■ **TASK GOAL**: Please copy out the rows word for word, starting with the first row and ending after the line that contains "coast-japan-2 [631,370,637,375]". Include both of those lines.

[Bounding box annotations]
■ ■ ■ ■ ■ ■ ■

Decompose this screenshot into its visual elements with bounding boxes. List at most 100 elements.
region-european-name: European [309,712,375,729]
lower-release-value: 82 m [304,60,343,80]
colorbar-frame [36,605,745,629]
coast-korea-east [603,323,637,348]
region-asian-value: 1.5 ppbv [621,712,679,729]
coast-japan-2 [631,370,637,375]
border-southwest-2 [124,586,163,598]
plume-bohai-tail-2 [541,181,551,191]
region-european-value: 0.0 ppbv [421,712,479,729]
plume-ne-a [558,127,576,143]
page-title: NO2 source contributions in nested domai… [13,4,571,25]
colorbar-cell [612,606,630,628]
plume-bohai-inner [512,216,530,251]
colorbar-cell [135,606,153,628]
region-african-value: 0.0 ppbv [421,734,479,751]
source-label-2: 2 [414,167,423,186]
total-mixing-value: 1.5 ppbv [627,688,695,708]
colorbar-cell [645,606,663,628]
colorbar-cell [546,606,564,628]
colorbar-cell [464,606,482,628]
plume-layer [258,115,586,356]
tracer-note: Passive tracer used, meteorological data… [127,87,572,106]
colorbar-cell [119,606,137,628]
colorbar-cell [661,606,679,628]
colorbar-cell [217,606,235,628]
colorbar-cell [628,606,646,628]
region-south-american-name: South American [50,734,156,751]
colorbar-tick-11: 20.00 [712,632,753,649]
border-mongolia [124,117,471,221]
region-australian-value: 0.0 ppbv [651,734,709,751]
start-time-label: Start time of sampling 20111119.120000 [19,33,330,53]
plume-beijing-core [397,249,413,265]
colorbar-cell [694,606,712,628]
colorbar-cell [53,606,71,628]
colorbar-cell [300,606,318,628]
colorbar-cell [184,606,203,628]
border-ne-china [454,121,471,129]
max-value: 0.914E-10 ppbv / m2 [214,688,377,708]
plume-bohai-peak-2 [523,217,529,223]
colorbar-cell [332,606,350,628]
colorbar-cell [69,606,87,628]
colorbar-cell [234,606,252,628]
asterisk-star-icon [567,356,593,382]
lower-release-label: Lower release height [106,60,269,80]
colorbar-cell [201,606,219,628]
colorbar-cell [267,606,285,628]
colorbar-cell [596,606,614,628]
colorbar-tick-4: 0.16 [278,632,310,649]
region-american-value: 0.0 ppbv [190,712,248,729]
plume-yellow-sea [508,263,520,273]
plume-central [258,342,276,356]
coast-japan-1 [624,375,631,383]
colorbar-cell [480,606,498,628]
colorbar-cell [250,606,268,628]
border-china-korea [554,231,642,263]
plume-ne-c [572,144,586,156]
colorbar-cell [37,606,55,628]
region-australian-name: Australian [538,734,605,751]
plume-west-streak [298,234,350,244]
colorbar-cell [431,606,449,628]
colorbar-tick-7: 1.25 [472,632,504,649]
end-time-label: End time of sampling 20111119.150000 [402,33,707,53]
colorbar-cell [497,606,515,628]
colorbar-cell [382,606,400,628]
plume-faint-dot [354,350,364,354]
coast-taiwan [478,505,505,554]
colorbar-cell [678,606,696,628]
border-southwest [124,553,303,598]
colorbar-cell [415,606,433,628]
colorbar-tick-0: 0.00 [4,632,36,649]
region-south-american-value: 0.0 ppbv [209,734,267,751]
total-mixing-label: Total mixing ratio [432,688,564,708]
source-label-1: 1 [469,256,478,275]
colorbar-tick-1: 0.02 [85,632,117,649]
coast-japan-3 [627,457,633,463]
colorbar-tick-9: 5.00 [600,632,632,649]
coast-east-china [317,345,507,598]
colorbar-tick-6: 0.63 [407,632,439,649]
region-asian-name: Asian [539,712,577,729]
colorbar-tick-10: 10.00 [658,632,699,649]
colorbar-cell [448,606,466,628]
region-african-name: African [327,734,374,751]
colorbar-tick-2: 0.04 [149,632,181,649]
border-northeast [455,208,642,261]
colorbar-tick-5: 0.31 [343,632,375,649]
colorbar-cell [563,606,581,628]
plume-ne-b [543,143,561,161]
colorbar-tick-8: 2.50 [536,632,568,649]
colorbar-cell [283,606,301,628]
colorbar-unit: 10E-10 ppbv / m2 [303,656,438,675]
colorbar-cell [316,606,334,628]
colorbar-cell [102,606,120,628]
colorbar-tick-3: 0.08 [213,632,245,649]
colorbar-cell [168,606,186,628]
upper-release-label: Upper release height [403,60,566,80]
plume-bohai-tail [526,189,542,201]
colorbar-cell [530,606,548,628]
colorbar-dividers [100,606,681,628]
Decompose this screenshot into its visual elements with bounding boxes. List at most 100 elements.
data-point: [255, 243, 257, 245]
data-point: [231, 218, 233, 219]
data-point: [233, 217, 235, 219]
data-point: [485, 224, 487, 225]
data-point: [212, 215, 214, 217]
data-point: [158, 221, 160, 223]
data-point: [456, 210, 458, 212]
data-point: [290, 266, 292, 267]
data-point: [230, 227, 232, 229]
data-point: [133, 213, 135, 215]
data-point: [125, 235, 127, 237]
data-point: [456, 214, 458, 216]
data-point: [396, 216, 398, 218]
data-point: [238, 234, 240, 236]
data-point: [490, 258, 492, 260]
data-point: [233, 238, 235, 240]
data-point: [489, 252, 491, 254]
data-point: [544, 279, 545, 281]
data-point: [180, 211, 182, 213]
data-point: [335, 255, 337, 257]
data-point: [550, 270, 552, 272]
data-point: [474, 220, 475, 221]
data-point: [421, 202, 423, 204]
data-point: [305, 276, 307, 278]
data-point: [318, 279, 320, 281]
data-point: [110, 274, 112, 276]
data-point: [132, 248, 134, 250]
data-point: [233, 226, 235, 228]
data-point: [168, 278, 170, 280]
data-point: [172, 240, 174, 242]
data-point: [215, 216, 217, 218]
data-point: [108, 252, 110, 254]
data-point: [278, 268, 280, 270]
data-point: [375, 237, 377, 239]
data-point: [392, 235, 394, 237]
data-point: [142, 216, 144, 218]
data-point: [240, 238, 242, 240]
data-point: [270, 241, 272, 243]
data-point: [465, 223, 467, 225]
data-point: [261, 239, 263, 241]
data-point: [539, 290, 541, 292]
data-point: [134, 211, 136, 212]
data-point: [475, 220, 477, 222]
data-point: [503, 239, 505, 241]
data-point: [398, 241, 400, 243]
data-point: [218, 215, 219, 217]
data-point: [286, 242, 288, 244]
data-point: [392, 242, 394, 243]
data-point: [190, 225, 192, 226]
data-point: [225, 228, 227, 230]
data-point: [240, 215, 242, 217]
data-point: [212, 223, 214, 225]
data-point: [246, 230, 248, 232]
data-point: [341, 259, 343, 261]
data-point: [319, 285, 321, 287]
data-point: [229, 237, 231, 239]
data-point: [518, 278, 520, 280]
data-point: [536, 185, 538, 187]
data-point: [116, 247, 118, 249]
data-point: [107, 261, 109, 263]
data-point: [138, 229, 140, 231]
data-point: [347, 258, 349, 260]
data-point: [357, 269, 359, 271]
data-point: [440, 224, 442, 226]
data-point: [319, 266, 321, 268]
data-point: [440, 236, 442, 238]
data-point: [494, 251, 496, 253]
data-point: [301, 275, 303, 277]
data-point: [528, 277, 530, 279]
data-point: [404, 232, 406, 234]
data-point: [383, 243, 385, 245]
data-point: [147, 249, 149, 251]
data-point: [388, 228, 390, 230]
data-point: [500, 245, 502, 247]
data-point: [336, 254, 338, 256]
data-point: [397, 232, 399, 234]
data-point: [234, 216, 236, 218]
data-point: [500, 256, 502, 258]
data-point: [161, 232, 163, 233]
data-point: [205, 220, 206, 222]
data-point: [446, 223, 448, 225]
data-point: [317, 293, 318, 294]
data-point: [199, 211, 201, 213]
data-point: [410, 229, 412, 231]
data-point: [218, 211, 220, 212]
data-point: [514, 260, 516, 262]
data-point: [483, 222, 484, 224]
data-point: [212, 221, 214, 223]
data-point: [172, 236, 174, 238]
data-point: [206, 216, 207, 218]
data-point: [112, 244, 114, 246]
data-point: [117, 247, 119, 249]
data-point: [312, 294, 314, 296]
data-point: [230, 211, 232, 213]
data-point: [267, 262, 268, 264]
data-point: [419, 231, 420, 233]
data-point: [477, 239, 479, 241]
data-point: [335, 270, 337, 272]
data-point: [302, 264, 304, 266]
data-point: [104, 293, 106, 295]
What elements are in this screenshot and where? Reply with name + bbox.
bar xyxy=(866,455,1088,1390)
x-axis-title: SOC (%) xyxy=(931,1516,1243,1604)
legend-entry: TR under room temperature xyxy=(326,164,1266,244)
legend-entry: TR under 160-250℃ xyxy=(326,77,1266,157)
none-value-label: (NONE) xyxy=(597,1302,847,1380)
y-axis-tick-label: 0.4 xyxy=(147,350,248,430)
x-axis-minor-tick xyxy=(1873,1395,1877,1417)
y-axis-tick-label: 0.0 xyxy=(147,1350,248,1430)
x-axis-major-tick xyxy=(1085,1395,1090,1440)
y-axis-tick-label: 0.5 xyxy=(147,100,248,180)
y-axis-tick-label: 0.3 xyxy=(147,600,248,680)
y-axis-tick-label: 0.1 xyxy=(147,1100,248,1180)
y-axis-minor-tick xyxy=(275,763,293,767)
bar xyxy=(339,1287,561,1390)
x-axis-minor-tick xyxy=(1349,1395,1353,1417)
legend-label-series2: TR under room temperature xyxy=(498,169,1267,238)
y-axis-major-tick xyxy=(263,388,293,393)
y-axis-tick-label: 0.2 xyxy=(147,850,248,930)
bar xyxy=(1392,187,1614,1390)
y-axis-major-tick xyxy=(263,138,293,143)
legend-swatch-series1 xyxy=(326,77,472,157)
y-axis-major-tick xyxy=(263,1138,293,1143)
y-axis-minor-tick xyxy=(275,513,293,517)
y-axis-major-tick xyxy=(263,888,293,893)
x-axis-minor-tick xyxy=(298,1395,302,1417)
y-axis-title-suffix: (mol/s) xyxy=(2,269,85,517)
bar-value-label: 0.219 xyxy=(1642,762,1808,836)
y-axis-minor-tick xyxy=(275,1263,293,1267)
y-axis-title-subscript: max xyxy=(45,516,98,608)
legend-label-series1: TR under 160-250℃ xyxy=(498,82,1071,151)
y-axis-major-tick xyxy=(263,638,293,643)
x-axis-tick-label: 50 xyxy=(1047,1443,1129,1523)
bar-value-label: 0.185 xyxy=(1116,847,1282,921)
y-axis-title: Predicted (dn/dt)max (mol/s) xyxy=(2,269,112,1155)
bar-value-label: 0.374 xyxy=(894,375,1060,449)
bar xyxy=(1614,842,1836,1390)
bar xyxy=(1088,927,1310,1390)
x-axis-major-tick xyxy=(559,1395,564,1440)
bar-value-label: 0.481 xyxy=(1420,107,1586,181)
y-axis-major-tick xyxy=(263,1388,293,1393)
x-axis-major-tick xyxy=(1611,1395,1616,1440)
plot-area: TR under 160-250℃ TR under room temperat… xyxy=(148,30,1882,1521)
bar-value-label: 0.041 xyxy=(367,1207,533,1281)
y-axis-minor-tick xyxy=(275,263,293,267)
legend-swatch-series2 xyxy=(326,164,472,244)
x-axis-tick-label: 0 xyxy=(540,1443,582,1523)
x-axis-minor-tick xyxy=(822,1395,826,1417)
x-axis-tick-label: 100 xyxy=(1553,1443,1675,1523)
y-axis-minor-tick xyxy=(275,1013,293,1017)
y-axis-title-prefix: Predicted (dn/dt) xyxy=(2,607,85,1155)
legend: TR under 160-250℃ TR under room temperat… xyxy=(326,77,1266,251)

■ ■ ■ ■ ■ ■ ■

■ **WRITTEN ANSWER**:
Decompose this screenshot into its visual elements with bounding boxes. List at most 100 elements.
region-european-name: European [309,712,375,729]
lower-release-value: 82 m [304,60,343,80]
colorbar-frame [36,605,745,629]
coast-korea-east [603,323,637,348]
region-asian-value: 1.5 ppbv [621,712,679,729]
coast-japan-2 [631,370,637,375]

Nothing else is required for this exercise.